* _Task details_
Copy out every one of these lines word for word, without any changes.

[Collected data entries]
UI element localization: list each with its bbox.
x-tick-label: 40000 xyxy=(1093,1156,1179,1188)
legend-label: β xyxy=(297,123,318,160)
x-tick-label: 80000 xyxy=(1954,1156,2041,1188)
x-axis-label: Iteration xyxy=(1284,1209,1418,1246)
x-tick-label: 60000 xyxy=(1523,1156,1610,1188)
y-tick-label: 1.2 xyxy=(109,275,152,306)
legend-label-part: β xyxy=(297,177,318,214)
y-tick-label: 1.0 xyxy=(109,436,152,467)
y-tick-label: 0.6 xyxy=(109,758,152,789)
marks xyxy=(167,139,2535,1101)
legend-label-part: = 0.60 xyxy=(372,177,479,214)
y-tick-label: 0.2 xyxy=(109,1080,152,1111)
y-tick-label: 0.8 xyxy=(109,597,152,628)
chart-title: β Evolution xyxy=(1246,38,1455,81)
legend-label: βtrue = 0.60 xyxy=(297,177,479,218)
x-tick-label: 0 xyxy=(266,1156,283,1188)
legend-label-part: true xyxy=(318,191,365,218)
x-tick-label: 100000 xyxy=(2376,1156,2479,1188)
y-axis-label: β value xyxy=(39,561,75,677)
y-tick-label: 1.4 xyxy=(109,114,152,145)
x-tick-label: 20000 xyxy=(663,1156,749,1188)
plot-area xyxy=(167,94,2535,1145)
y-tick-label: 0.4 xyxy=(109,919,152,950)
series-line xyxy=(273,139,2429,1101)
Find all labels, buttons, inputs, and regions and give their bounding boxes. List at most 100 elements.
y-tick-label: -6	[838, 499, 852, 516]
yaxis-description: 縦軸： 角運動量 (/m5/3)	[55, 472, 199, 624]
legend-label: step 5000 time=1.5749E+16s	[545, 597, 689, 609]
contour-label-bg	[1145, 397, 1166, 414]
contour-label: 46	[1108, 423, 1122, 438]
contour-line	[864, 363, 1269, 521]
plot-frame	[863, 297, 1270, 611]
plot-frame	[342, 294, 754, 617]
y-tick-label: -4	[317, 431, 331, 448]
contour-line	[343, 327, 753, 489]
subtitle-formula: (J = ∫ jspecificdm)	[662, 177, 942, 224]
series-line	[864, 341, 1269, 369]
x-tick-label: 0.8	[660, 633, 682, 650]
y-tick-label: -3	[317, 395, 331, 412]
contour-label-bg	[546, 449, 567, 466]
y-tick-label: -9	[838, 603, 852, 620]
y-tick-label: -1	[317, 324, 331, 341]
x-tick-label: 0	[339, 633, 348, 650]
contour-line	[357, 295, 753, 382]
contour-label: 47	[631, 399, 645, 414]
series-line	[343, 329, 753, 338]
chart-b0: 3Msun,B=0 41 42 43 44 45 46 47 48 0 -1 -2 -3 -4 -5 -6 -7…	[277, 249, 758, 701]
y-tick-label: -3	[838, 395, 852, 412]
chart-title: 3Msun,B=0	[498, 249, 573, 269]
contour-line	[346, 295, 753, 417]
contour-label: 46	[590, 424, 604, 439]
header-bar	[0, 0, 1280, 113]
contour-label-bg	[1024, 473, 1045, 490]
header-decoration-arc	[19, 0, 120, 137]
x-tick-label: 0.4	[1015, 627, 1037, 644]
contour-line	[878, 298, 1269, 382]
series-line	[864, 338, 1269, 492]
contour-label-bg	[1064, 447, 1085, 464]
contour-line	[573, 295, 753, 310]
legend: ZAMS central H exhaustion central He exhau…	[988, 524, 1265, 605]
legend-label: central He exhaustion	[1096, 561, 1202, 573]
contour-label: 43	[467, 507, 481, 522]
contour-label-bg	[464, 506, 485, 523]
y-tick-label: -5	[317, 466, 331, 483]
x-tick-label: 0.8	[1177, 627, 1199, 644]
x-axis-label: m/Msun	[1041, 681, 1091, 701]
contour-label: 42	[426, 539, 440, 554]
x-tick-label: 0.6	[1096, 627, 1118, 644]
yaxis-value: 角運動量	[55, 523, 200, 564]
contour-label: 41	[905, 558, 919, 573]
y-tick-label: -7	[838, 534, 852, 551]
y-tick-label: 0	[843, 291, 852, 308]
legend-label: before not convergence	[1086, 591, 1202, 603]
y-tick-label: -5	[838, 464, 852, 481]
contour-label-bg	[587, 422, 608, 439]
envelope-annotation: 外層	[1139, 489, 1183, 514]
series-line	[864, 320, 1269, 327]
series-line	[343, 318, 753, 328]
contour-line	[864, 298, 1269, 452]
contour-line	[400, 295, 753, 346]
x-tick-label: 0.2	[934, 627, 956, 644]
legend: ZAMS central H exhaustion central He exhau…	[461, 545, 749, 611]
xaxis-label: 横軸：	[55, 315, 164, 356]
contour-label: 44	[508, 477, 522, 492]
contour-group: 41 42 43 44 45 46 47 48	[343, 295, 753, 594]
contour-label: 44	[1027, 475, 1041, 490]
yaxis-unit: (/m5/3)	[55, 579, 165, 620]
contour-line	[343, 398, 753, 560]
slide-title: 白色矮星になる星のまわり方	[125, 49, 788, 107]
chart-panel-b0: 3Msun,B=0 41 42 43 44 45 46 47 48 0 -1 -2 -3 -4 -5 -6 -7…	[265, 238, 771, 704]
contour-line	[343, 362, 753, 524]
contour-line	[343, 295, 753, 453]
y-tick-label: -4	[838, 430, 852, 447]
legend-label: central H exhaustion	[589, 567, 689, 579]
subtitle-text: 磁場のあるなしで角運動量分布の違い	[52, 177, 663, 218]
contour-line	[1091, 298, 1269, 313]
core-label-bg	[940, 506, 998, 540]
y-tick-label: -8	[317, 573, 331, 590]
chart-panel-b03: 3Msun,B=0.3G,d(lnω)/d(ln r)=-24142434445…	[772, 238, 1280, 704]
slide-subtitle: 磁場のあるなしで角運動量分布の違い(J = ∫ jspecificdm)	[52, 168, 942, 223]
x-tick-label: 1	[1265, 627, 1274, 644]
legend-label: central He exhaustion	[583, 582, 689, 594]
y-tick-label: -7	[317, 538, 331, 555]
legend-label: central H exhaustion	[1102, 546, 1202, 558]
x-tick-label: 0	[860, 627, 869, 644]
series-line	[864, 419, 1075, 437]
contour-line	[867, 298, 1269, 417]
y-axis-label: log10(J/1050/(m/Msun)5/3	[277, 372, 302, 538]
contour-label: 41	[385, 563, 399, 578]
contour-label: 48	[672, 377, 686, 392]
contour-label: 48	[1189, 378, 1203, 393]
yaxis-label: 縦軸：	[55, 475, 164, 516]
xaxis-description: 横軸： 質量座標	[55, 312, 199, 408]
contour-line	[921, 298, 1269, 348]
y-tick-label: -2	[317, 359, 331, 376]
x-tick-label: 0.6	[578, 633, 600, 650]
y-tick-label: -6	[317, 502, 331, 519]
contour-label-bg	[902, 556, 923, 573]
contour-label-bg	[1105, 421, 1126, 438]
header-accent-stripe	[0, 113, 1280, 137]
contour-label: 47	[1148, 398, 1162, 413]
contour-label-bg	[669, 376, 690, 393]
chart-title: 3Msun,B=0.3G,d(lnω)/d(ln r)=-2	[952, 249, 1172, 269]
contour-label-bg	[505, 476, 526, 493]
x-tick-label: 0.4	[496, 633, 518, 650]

* _Result of this exercise_
UI element localization: list each with its bbox.
x-tick-label: 40000 xyxy=(1093,1156,1179,1188)
legend-label: β xyxy=(297,123,318,160)
x-tick-label: 80000 xyxy=(1954,1156,2041,1188)
x-axis-label: Iteration xyxy=(1284,1209,1418,1246)
x-tick-label: 60000 xyxy=(1523,1156,1610,1188)
y-tick-label: 1.2 xyxy=(109,275,152,306)
legend-label-part: β xyxy=(297,177,318,214)
y-tick-label: 1.0 xyxy=(109,436,152,467)
y-tick-label: 0.6 xyxy=(109,758,152,789)
marks xyxy=(167,139,2535,1101)
legend-label-part: = 0.60 xyxy=(372,177,479,214)
y-tick-label: 0.2 xyxy=(109,1080,152,1111)
y-tick-label: 0.8 xyxy=(109,597,152,628)
chart-title: β Evolution xyxy=(1246,38,1455,81)
legend-label: βtrue = 0.60 xyxy=(297,177,479,218)
x-tick-label: 0 xyxy=(266,1156,283,1188)
legend-label-part: true xyxy=(318,191,365,218)
x-tick-label: 100000 xyxy=(2376,1156,2479,1188)
y-axis-label: β value xyxy=(39,561,75,677)
y-tick-label: 1.4 xyxy=(109,114,152,145)
x-tick-label: 20000 xyxy=(663,1156,749,1188)
plot-area xyxy=(167,94,2535,1145)
y-tick-label: 0.4 xyxy=(109,919,152,950)
series-line xyxy=(273,139,2429,1101)
Find all labels, buttons, inputs, and regions and give their bounding boxes. List at most 100 elements.
y-tick-label: -6	[838, 499, 852, 516]
yaxis-description: 縦軸： 角運動量 (/m5/3)	[55, 472, 199, 624]
legend-label: step 5000 time=1.5749E+16s	[545, 597, 689, 609]
contour-label-bg	[1145, 397, 1166, 414]
contour-label: 46	[1108, 423, 1122, 438]
contour-line	[864, 363, 1269, 521]
plot-frame	[863, 297, 1270, 611]
plot-frame	[342, 294, 754, 617]
y-tick-label: -4	[317, 431, 331, 448]
contour-line	[343, 327, 753, 489]
subtitle-formula: (J = ∫ jspecificdm)	[662, 177, 942, 224]
series-line	[864, 341, 1269, 369]
x-tick-label: 0.8	[660, 633, 682, 650]
y-tick-label: -3	[317, 395, 331, 412]
contour-label-bg	[546, 449, 567, 466]
y-tick-label: -9	[838, 603, 852, 620]
y-tick-label: -1	[317, 324, 331, 341]
x-tick-label: 0	[339, 633, 348, 650]
contour-line	[357, 295, 753, 382]
contour-label: 47	[631, 399, 645, 414]
series-line	[343, 329, 753, 338]
chart-b0: 3Msun,B=0 41 42 43 44 45 46 47 48 0 -1 -2 -3 -4 -5 -6 -7…	[277, 249, 758, 701]
y-tick-label: -3	[838, 395, 852, 412]
chart-title: 3Msun,B=0	[498, 249, 573, 269]
contour-line	[346, 295, 753, 417]
contour-label: 46	[590, 424, 604, 439]
header-bar	[0, 0, 1280, 113]
contour-label-bg	[1024, 473, 1045, 490]
header-decoration-arc	[19, 0, 120, 137]
x-tick-label: 0.4	[1015, 627, 1037, 644]
contour-line	[878, 298, 1269, 382]
series-line	[864, 338, 1269, 492]
contour-label-bg	[1064, 447, 1085, 464]
contour-line	[573, 295, 753, 310]
legend: ZAMS central H exhaustion central He exhau…	[988, 524, 1265, 605]
legend-label: central He exhaustion	[1096, 561, 1202, 573]
contour-label: 43	[467, 507, 481, 522]
contour-label-bg	[464, 506, 485, 523]
y-tick-label: -5	[317, 466, 331, 483]
x-tick-label: 0.8	[1177, 627, 1199, 644]
x-axis-label: m/Msun	[1041, 681, 1091, 701]
contour-label: 42	[426, 539, 440, 554]
x-tick-label: 0.6	[1096, 627, 1118, 644]
yaxis-value: 角運動量	[55, 523, 200, 564]
contour-label: 41	[905, 558, 919, 573]
y-tick-label: -7	[838, 534, 852, 551]
y-tick-label: 0	[843, 291, 852, 308]
legend-label: before not convergence	[1086, 591, 1202, 603]
y-tick-label: -5	[838, 464, 852, 481]
contour-label-bg	[587, 422, 608, 439]
envelope-annotation: 外層	[1139, 489, 1183, 514]
series-line	[864, 320, 1269, 327]
series-line	[343, 318, 753, 328]
contour-line	[864, 298, 1269, 452]
contour-line	[400, 295, 753, 346]
x-tick-label: 0.2	[934, 627, 956, 644]
legend: ZAMS central H exhaustion central He exhau…	[461, 545, 749, 611]
xaxis-label: 横軸：	[55, 315, 164, 356]
contour-label: 44	[508, 477, 522, 492]
contour-group: 41 42 43 44 45 46 47 48	[343, 295, 753, 594]
contour-label: 44	[1027, 475, 1041, 490]
yaxis-unit: (/m5/3)	[55, 579, 165, 620]
contour-line	[343, 398, 753, 560]
slide-title: 白色矮星になる星のまわり方	[125, 49, 788, 107]
chart-panel-b0: 3Msun,B=0 41 42 43 44 45 46 47 48 0 -1 -2 -3 -4 -5 -6 -7…	[265, 238, 771, 704]
contour-line	[343, 362, 753, 524]
contour-line	[343, 295, 753, 453]
y-tick-label: -4	[838, 430, 852, 447]
legend-label: central H exhaustion	[589, 567, 689, 579]
subtitle-text: 磁場のあるなしで角運動量分布の違い	[52, 177, 663, 218]
contour-line	[1091, 298, 1269, 313]
core-label-bg	[940, 506, 998, 540]
y-tick-label: -8	[317, 573, 331, 590]
chart-panel-b03: 3Msun,B=0.3G,d(lnω)/d(ln r)=-24142434445…	[772, 238, 1280, 704]
slide-subtitle: 磁場のあるなしで角運動量分布の違い(J = ∫ jspecificdm)	[52, 168, 942, 223]
x-tick-label: 1	[1265, 627, 1274, 644]
legend-label: central He exhaustion	[583, 582, 689, 594]
y-tick-label: -7	[317, 538, 331, 555]
legend-label: central H exhaustion	[1102, 546, 1202, 558]
x-tick-label: 0	[860, 627, 869, 644]
series-line	[864, 419, 1075, 437]
contour-line	[867, 298, 1269, 417]
y-axis-label: log10(J/1050/(m/Msun)5/3	[277, 372, 302, 538]
contour-label: 41	[385, 563, 399, 578]
contour-label: 48	[672, 377, 686, 392]
contour-label: 48	[1189, 378, 1203, 393]
yaxis-label: 縦軸：	[55, 475, 164, 516]
xaxis-description: 横軸： 質量座標	[55, 312, 199, 408]
contour-line	[921, 298, 1269, 348]
y-tick-label: -2	[317, 359, 331, 376]
x-tick-label: 0.6	[578, 633, 600, 650]
y-tick-label: -6	[317, 502, 331, 519]
contour-label-bg	[902, 556, 923, 573]
contour-label-bg	[1105, 421, 1126, 438]
header-accent-stripe	[0, 113, 1280, 137]
contour-label: 47	[1148, 398, 1162, 413]
contour-label-bg	[669, 376, 690, 393]
chart-title: 3Msun,B=0.3G,d(lnω)/d(ln r)=-2	[952, 249, 1172, 269]
contour-label-bg	[505, 476, 526, 493]
x-tick-label: 0.4	[496, 633, 518, 650]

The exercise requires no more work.